Copy out the listing exactly.
*-*-*
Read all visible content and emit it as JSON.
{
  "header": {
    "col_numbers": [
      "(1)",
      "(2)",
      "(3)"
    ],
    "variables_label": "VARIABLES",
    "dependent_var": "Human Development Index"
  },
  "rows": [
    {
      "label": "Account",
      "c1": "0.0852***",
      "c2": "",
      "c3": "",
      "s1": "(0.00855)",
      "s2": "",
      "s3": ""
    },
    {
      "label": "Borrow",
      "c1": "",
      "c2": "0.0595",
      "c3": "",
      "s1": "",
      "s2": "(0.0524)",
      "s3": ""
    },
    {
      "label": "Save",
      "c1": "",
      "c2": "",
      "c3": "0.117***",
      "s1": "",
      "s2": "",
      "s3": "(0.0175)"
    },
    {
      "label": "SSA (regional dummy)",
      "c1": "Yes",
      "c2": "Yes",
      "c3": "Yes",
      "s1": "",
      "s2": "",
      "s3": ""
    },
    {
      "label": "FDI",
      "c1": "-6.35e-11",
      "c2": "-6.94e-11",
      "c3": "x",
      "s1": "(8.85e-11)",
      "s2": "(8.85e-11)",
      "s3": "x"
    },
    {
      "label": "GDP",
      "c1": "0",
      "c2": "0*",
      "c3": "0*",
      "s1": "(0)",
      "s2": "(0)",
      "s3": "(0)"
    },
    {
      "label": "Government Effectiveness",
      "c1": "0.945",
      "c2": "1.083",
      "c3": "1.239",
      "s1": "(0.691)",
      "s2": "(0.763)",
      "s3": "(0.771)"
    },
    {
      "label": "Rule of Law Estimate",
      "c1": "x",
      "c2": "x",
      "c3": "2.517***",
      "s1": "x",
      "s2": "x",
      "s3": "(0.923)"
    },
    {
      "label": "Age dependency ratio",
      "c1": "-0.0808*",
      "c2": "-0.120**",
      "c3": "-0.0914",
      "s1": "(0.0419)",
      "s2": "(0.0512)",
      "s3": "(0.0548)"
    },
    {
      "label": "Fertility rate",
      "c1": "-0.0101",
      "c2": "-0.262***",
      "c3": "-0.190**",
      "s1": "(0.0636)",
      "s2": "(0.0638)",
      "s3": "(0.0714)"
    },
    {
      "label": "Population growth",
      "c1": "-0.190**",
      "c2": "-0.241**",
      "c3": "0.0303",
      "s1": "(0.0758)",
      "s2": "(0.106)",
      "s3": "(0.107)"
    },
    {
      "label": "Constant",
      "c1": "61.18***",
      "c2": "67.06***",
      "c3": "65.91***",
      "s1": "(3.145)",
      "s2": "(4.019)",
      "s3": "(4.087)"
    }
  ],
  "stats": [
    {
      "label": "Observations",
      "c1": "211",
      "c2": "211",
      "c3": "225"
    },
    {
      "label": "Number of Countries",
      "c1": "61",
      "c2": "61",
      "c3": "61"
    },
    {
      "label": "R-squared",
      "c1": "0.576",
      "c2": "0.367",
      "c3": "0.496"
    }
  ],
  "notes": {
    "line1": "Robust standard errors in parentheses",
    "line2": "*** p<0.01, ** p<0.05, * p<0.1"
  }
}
*-*-*
§ Result for this exercise:
Read all visible content and emit it as JSON.
{
  "header": {
    "col_numbers": [
      "(1)",
      "(2)",
      "(3)"
    ],
    "variables_label": "VARIABLES",
    "dependent_var": "Human Development Index"
  },
  "rows": [
    {
      "label": "Account",
      "c1": "0.0852***",
      "c2": "",
      "c3": "",
      "s1": "(0.00855)",
      "s2": "",
      "s3": ""
    },
    {
      "label": "Borrow",
      "c1": "",
      "c2": "0.0595",
      "c3": "",
      "s1": "",
      "s2": "(0.0524)",
      "s3": ""
    },
    {
      "label": "Save",
      "c1": "",
      "c2": "",
      "c3": "0.117***",
      "s1": "",
      "s2": "",
      "s3": "(0.0175)"
    },
    {
      "label": "SSA (regional dummy)",
      "c1": "Yes",
      "c2": "Yes",
      "c3": "Yes",
      "s1": "",
      "s2": "",
      "s3": ""
    },
    {
      "label": "FDI",
      "c1": "-6.35e-11",
      "c2": "-6.94e-11",
      "c3": "x",
      "s1": "(8.85e-11)",
      "s2": "(8.85e-11)",
      "s3": "x"
    },
    {
      "label": "GDP",
      "c1": "0",
      "c2": "0*",
      "c3": "0*",
      "s1": "(0)",
      "s2": "(0)",
      "s3": "(0)"
    },
    {
      "label": "Government Effectiveness",
      "c1": "0.945",
      "c2": "1.083",
      "c3": "1.239",
      "s1": "(0.691)",
      "s2": "(0.763)",
      "s3": "(0.771)"
    },
    {
      "label": "Rule of Law Estimate",
      "c1": "x",
      "c2": "x",
      "c3": "2.517***",
      "s1": "x",
      "s2": "x",
      "s3": "(0.923)"
    },
    {
      "label": "Age dependency ratio",
      "c1": "-0.0808*",
      "c2": "-0.120**",
      "c3": "-0.0914",
      "s1": "(0.0419)",
      "s2": "(0.0512)",
      "s3": "(0.0548)"
    },
    {
      "label": "Fertility rate",
      "c1": "-0.0101",
      "c2": "-0.262***",
      "c3": "-0.190**",
      "s1": "(0.0636)",
      "s2": "(0.0638)",
      "s3": "(0.0714)"
    },
    {
      "label": "Population growth",
      "c1": "-0.190**",
      "c2": "-0.241**",
      "c3": "0.0303",
      "s1": "(0.0758)",
      "s2": "(0.106)",
      "s3": "(0.107)"
    },
    {
      "label": "Constant",
      "c1": "61.18***",
      "c2": "67.06***",
      "c3": "65.91***",
      "s1": "(3.145)",
      "s2": "(4.019)",
      "s3": "(4.087)"
    }
  ],
  "stats": [
    {
      "label": "Observations",
      "c1": "211",
      "c2": "211",
      "c3": "225"
    },
    {
      "label": "Number of Countries",
      "c1": "61",
      "c2": "61",
      "c3": "61"
    },
    {
      "label": "R-squared",
      "c1": "0.576",
      "c2": "0.367",
      "c3": "0.496"
    }
  ],
  "notes": {
    "line1": "Robust standard errors in parentheses",
    "line2": "*** p<0.01, ** p<0.05, * p<0.1"
  }
}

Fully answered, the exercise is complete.